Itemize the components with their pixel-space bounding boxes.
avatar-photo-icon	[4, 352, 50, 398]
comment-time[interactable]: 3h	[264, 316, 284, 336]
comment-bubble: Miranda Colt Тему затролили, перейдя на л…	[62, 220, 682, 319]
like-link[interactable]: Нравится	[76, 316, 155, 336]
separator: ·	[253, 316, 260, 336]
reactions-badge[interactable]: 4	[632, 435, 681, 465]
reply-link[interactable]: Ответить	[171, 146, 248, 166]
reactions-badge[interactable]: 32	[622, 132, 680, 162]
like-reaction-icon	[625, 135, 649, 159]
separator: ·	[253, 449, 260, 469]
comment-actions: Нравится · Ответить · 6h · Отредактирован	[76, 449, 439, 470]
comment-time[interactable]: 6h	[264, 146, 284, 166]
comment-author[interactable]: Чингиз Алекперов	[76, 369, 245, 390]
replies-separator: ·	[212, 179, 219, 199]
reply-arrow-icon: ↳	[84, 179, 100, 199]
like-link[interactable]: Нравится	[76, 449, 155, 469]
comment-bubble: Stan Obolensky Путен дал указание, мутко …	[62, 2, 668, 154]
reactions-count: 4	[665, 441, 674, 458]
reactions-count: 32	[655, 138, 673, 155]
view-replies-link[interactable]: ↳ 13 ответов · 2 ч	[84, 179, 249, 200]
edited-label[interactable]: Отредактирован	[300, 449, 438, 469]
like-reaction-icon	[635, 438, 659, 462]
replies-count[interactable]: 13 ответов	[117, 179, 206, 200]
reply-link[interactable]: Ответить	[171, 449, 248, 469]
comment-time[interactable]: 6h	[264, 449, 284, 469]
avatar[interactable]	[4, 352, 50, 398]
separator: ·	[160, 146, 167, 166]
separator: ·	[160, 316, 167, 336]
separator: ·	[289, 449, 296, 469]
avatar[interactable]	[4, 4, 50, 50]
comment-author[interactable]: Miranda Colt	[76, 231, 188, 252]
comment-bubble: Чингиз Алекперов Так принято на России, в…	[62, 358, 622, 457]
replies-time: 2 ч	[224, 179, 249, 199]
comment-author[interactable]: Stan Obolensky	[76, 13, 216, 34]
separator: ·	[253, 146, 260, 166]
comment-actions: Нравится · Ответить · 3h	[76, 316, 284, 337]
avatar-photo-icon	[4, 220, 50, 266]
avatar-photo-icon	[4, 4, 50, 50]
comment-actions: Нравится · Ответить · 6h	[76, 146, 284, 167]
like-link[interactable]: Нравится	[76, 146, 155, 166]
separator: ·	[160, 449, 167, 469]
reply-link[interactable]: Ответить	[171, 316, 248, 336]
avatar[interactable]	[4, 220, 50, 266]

■ ■ ■

_WHAT THIS TASK INVOLVES_. Copy every line above word for word, changing nothing.

_WRITTEN RESPONSE_.
Itemize the components with their pixel-space bounding boxes.
avatar-photo-icon	[4, 352, 50, 398]
comment-time[interactable]: 3h	[264, 316, 284, 336]
comment-bubble: Miranda Colt Тему затролили, перейдя на л…	[62, 220, 682, 319]
like-link[interactable]: Нравится	[76, 316, 155, 336]
separator: ·	[253, 316, 260, 336]
reactions-badge[interactable]: 4	[632, 435, 681, 465]
reply-link[interactable]: Ответить	[171, 146, 248, 166]
reactions-badge[interactable]: 32	[622, 132, 680, 162]
like-reaction-icon	[625, 135, 649, 159]
separator: ·	[253, 449, 260, 469]
comment-actions: Нравится · Ответить · 6h · Отредактирован	[76, 449, 439, 470]
comment-time[interactable]: 6h	[264, 146, 284, 166]
comment-author[interactable]: Чингиз Алекперов	[76, 369, 245, 390]
replies-separator: ·	[212, 179, 219, 199]
reply-arrow-icon: ↳	[84, 179, 100, 199]
like-link[interactable]: Нравится	[76, 449, 155, 469]
comment-bubble: Stan Obolensky Путен дал указание, мутко …	[62, 2, 668, 154]
reactions-count: 4	[665, 441, 674, 458]
reactions-count: 32	[655, 138, 673, 155]
view-replies-link[interactable]: ↳ 13 ответов · 2 ч	[84, 179, 249, 200]
edited-label[interactable]: Отредактирован	[300, 449, 438, 469]
like-reaction-icon	[635, 438, 659, 462]
replies-count[interactable]: 13 ответов	[117, 179, 206, 200]
reply-link[interactable]: Ответить	[171, 449, 248, 469]
comment-time[interactable]: 6h	[264, 449, 284, 469]
avatar[interactable]	[4, 352, 50, 398]
separator: ·	[160, 146, 167, 166]
separator: ·	[160, 316, 167, 336]
separator: ·	[289, 449, 296, 469]
avatar[interactable]	[4, 4, 50, 50]
comment-author[interactable]: Miranda Colt	[76, 231, 188, 252]
comment-bubble: Чингиз Алекперов Так принято на России, в…	[62, 358, 622, 457]
replies-time: 2 ч	[224, 179, 249, 199]
comment-author[interactable]: Stan Obolensky	[76, 13, 216, 34]
separator: ·	[253, 146, 260, 166]
comment-actions: Нравится · Ответить · 3h	[76, 316, 284, 337]
avatar-photo-icon	[4, 220, 50, 266]
avatar-photo-icon	[4, 4, 50, 50]
comment-actions: Нравится · Ответить · 6h	[76, 146, 284, 167]
like-link[interactable]: Нравится	[76, 146, 155, 166]
separator: ·	[160, 449, 167, 469]
reply-link[interactable]: Ответить	[171, 316, 248, 336]
avatar[interactable]	[4, 220, 50, 266]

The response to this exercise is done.